___ Data supplied

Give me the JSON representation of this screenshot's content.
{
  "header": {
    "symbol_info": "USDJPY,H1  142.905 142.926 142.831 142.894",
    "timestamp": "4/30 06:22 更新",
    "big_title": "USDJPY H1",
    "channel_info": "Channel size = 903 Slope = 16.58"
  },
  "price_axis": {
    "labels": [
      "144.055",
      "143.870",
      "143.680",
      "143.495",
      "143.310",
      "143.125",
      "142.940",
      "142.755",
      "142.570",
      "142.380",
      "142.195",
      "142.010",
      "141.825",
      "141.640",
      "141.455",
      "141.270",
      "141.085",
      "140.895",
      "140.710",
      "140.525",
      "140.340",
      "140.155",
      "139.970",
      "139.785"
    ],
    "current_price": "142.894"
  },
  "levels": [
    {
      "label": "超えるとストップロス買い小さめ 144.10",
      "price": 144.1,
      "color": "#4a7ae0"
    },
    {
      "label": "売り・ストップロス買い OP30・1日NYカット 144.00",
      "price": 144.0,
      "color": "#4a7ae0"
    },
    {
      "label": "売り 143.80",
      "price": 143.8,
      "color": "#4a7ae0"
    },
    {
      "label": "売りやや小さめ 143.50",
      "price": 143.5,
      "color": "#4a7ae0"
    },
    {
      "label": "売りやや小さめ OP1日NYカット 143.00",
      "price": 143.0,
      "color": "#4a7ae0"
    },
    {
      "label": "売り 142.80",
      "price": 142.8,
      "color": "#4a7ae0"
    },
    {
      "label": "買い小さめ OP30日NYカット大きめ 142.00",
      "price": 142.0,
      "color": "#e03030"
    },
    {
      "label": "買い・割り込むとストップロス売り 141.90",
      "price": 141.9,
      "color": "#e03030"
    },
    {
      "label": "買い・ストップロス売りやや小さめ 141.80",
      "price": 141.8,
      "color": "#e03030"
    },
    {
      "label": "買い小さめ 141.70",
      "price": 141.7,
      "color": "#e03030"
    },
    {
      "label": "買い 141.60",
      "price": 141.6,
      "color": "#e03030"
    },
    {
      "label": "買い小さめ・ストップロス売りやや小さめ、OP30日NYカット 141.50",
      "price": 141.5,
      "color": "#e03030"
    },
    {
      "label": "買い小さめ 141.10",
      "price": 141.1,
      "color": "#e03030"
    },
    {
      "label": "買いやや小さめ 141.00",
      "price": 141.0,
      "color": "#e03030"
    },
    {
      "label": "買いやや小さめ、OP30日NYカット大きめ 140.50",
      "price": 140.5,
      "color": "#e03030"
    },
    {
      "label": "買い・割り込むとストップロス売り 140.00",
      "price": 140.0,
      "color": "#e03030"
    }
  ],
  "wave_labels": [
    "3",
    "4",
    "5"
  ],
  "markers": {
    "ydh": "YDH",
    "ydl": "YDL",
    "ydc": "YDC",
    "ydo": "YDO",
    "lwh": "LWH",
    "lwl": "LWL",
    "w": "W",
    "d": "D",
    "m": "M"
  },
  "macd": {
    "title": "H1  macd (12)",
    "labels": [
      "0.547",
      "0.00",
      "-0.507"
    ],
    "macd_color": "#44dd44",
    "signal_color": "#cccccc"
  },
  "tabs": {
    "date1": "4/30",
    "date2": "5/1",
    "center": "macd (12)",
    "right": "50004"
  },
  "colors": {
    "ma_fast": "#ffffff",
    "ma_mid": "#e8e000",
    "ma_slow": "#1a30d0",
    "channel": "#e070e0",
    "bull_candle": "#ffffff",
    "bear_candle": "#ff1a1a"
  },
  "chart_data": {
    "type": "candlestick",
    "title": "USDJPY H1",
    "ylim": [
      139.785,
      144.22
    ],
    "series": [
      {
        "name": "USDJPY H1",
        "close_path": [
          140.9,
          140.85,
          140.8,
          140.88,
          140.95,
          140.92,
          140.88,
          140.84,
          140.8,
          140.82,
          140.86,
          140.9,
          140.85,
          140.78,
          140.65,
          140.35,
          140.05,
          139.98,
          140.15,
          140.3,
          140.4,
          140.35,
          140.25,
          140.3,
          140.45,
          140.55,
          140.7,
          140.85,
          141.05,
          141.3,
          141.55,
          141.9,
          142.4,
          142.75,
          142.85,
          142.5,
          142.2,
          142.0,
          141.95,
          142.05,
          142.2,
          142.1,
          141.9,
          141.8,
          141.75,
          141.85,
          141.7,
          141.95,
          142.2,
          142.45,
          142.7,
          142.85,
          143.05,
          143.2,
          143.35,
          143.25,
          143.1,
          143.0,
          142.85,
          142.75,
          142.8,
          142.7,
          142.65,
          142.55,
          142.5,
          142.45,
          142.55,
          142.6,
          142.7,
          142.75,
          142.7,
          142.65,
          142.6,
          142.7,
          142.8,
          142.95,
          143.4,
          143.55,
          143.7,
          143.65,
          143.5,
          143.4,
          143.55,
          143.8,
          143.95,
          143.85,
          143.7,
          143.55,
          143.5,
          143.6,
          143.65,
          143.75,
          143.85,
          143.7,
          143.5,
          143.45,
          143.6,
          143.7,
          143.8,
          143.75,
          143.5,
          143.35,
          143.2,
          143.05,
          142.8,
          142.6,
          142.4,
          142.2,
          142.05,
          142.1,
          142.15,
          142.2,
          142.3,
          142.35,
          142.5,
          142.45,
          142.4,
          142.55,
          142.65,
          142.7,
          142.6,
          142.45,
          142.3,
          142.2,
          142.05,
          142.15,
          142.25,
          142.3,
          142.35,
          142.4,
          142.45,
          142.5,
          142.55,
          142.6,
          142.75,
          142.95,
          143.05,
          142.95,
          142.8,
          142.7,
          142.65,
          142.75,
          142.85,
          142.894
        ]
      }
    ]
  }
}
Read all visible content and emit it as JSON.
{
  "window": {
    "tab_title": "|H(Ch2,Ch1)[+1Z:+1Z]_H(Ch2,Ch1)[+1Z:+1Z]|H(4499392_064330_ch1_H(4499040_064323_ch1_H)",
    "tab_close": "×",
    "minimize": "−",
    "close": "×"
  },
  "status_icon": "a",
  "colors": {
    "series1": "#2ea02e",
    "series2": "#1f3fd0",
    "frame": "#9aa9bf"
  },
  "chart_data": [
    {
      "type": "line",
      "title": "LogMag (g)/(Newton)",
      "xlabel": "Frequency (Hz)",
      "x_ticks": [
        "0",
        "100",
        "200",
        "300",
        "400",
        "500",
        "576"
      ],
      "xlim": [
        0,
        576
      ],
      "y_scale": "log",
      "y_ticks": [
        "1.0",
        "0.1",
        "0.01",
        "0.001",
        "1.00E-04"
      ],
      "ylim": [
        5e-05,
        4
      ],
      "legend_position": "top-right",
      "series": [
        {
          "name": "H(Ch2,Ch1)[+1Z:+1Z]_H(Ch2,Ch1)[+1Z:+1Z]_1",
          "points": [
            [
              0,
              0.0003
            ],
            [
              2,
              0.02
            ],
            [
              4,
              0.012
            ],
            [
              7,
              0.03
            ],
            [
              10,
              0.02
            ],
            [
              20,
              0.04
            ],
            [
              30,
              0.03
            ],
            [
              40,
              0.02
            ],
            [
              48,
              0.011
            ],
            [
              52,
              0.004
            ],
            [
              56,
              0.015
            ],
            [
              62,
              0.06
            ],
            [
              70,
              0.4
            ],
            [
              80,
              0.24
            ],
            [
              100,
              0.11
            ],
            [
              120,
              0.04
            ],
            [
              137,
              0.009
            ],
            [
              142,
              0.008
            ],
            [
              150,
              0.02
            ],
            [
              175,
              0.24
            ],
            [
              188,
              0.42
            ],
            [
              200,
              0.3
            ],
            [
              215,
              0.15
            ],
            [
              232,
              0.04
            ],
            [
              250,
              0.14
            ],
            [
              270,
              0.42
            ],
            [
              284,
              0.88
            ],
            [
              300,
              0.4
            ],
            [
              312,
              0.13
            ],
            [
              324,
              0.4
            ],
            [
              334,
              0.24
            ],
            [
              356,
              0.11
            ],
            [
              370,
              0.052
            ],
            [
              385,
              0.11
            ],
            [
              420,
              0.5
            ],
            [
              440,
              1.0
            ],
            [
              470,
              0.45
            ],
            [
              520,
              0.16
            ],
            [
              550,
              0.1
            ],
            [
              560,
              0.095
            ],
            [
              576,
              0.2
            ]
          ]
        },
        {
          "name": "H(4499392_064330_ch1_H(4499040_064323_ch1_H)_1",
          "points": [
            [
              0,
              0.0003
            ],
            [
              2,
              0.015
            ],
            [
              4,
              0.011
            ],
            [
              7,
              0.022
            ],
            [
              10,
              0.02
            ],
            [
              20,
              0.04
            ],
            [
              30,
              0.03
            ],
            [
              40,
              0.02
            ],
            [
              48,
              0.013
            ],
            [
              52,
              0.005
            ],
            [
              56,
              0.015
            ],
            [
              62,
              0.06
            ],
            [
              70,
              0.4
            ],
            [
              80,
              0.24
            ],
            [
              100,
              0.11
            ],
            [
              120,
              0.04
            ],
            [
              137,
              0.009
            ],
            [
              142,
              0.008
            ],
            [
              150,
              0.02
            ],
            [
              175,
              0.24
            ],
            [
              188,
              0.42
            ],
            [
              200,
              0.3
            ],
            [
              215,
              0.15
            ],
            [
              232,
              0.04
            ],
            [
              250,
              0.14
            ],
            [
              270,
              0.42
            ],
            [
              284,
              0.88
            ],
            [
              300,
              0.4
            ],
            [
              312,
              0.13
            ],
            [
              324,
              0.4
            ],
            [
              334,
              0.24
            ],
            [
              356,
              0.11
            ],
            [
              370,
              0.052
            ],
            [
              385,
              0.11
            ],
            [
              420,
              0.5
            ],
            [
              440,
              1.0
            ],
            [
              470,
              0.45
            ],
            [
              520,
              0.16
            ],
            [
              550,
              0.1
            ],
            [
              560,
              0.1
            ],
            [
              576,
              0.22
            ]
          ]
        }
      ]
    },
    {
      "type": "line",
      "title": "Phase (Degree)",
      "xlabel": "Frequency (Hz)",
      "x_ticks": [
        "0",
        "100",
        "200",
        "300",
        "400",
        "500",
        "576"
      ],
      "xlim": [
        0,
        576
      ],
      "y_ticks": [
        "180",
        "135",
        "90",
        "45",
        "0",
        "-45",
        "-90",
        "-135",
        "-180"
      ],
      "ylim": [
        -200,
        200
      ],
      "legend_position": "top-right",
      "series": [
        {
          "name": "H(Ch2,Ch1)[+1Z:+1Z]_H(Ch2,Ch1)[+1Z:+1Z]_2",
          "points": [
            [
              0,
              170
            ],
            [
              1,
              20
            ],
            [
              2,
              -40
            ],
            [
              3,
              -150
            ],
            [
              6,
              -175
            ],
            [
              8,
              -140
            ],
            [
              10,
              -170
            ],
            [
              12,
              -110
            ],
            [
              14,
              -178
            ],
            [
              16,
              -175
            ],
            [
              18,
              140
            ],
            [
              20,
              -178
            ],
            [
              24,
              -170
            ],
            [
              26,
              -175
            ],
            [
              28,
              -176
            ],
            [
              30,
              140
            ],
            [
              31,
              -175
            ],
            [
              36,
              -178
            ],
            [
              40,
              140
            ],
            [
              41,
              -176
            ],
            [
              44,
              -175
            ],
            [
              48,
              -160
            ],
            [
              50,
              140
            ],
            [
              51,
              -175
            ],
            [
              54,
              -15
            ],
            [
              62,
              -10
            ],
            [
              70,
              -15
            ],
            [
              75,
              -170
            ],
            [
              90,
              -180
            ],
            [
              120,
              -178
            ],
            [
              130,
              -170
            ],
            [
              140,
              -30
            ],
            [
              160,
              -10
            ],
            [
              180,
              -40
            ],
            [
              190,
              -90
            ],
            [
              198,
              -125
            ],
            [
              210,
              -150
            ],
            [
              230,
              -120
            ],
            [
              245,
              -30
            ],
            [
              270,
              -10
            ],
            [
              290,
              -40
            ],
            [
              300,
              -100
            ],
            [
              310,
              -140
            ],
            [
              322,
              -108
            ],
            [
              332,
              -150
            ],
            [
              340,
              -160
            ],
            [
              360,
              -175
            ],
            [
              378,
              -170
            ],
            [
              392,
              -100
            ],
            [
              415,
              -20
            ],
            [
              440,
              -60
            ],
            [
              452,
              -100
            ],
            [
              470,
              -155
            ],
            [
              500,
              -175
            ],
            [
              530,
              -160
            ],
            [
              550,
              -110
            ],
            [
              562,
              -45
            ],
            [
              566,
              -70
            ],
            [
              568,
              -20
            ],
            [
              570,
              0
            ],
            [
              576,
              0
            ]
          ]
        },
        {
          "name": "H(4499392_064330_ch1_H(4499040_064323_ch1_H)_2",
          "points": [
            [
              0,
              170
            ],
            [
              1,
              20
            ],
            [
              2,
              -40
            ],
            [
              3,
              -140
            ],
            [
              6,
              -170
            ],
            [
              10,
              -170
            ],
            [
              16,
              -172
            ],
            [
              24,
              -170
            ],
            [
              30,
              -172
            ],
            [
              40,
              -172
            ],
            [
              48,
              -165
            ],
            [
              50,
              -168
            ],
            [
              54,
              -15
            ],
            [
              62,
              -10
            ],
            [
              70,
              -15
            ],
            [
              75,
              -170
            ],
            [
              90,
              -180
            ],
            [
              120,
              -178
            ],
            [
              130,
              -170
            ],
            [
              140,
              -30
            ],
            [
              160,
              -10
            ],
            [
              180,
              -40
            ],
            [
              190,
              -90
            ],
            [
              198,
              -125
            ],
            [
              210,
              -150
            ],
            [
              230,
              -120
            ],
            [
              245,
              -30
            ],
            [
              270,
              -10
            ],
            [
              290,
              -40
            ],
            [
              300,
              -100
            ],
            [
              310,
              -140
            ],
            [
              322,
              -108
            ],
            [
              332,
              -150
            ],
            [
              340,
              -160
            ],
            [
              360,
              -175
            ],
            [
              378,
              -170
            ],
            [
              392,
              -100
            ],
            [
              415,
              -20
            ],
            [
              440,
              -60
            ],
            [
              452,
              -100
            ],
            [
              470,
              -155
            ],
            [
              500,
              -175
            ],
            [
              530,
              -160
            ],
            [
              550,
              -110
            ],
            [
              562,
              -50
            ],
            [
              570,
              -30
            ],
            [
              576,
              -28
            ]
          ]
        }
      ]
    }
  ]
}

______

- Exercise aim -
Where a line in the entries holds the word "割り込むとストップロス売り", copy that line.

- Expected answer -
      "label": "買い・割り込むとストップロス売り 141.90",
      "label": "買い・割り込むとストップロス売り 140.00",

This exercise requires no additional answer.